* **DIRECTIONS**:
Select and copy out every line in the records containing "ایشان".

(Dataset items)
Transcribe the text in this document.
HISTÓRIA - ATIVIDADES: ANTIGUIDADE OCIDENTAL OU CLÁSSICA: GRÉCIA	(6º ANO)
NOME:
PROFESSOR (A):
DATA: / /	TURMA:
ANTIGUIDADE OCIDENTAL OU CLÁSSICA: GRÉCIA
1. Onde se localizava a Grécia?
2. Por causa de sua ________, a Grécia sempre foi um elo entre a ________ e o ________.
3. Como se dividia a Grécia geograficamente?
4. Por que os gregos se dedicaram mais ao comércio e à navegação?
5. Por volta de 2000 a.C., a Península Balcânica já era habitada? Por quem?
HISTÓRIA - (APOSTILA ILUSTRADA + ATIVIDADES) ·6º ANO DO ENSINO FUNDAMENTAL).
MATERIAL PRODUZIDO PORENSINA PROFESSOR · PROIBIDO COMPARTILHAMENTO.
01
==
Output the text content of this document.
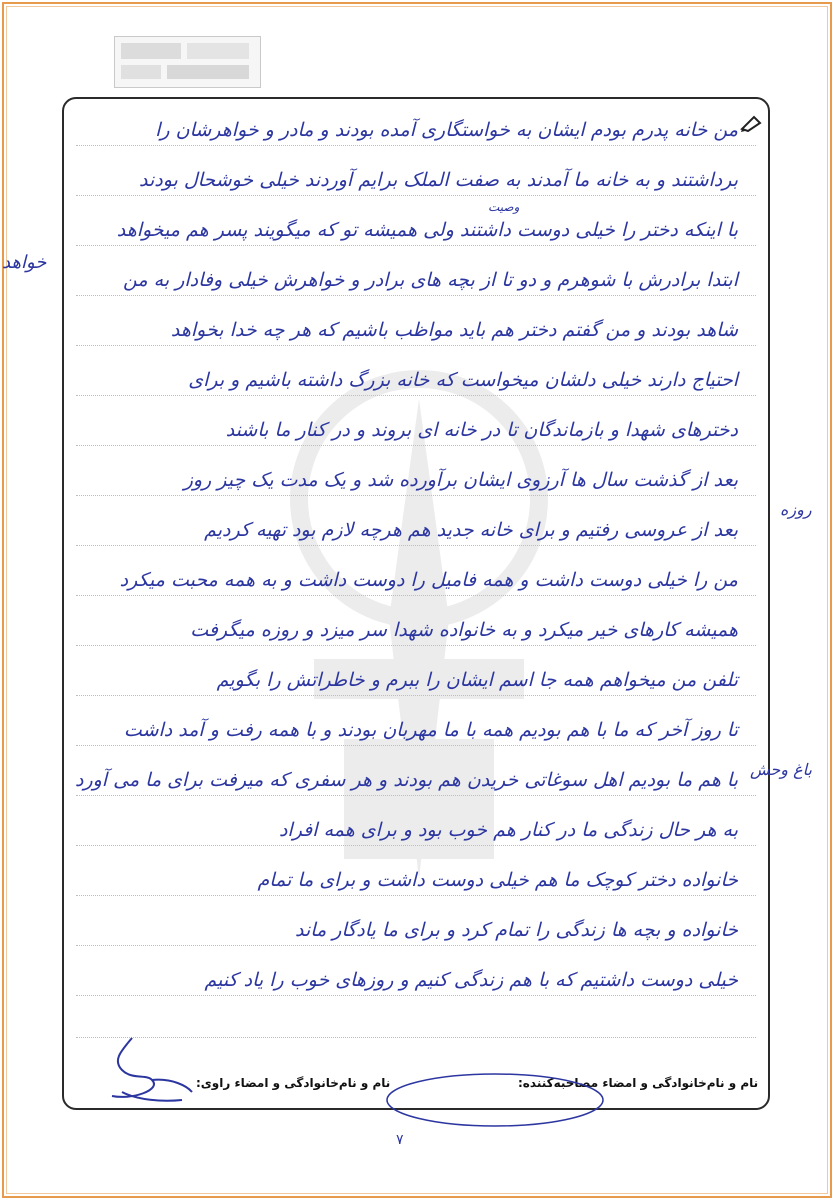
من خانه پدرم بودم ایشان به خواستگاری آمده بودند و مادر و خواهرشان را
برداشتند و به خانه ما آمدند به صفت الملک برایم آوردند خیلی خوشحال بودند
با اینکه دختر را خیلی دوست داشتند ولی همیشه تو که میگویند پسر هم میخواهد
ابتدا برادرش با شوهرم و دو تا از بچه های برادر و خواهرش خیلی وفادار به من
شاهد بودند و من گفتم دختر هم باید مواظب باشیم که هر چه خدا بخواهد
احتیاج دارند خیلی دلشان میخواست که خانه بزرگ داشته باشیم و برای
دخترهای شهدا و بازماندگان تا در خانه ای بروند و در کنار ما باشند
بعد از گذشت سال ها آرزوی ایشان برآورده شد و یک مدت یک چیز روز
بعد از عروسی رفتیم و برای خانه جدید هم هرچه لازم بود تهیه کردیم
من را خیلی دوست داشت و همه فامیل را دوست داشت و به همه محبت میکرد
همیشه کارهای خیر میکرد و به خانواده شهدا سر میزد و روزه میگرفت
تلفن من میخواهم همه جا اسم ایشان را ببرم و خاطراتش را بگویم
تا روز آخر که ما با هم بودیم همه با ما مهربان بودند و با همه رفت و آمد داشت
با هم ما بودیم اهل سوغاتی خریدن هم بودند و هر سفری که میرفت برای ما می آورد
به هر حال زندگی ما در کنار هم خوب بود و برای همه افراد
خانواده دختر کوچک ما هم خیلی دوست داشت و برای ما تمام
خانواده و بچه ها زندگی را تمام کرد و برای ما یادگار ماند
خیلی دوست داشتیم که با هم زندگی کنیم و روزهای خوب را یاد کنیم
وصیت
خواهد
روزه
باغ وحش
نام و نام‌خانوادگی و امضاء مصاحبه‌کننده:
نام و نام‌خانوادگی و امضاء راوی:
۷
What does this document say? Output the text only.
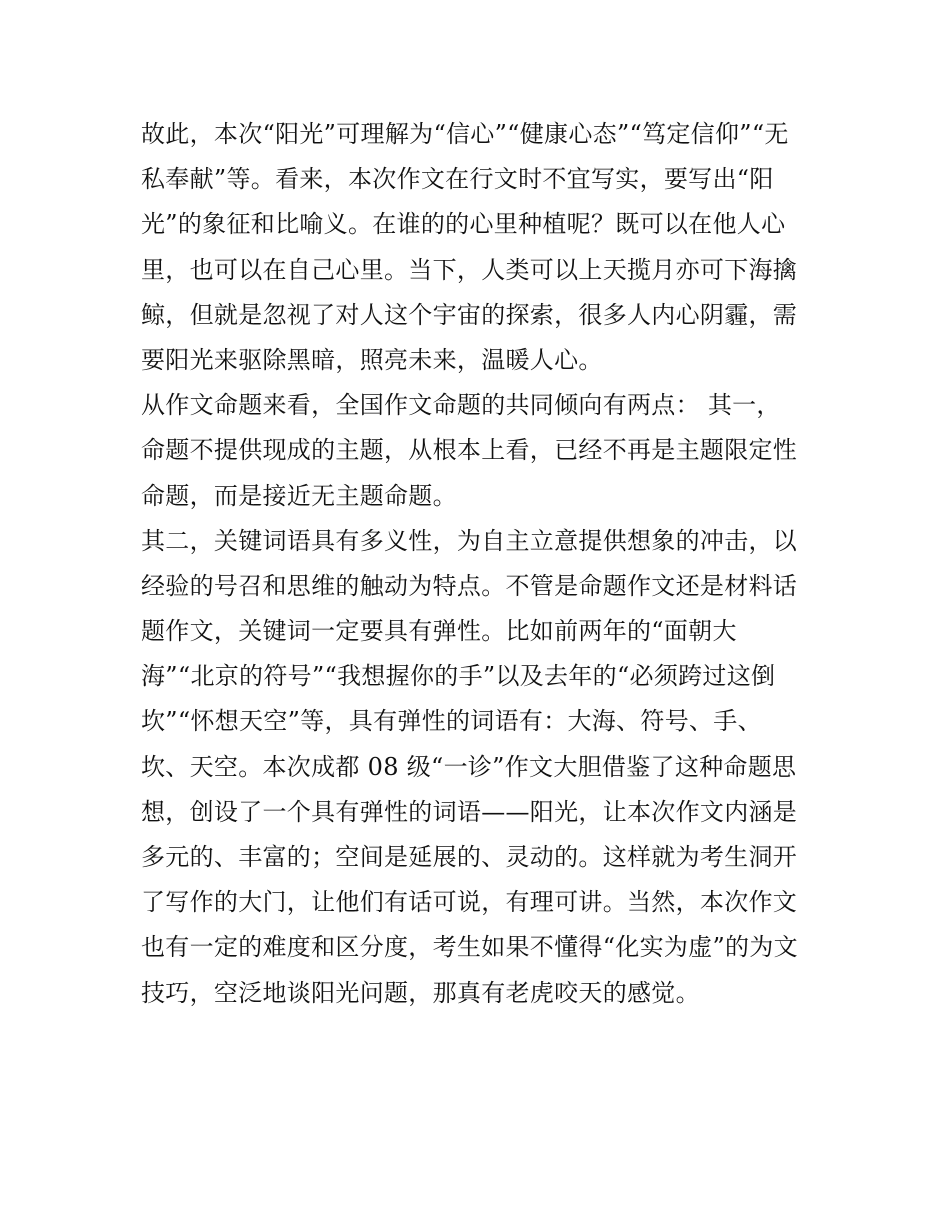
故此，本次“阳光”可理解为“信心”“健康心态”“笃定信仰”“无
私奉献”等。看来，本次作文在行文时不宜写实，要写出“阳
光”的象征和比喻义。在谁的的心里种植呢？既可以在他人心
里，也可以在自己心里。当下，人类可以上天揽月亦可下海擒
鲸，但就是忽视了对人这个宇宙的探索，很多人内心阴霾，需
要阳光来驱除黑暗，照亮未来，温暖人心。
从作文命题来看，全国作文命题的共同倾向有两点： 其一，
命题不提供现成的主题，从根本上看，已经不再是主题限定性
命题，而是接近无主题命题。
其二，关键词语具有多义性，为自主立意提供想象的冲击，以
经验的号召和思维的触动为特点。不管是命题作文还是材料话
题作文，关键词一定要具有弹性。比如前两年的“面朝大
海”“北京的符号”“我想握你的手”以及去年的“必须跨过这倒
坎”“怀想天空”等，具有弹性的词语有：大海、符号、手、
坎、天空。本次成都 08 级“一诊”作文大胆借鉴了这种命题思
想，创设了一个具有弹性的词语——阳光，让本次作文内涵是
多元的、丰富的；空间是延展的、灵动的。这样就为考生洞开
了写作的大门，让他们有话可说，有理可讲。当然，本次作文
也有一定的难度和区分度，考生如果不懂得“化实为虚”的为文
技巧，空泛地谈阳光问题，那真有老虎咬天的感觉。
--
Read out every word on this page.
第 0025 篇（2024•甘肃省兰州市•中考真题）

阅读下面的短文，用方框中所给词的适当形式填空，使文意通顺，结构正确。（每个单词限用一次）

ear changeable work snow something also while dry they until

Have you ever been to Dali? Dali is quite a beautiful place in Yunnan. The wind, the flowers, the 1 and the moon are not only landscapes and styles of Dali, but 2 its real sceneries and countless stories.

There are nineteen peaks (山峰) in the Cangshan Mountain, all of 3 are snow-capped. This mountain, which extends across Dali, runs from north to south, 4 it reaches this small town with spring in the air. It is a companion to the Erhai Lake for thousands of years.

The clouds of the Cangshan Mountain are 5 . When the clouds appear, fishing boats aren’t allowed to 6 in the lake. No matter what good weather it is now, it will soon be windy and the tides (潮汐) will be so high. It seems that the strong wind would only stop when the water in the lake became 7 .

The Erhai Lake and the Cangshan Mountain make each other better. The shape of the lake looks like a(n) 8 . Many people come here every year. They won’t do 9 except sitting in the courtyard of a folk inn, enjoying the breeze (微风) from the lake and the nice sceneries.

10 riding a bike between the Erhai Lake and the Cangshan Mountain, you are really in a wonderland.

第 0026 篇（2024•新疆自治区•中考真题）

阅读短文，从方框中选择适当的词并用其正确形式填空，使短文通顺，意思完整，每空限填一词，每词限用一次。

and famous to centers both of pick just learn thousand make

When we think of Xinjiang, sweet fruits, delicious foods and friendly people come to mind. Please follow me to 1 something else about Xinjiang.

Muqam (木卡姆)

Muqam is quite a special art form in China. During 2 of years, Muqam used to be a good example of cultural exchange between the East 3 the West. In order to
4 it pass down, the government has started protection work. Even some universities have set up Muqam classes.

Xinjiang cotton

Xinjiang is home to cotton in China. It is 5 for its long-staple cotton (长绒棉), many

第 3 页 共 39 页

* **FINISHED TASK**:
من خانه پدرم بودم ایشان به خواستگاری آمده بودند و مادر و خواهرشان را
بعد از گذشت سال ها آرزوی ایشان برآورده شد و یک مدت یک چیز روز
تلفن من میخواهم همه جا اسم ایشان را ببرم و خاطراتش را بگویم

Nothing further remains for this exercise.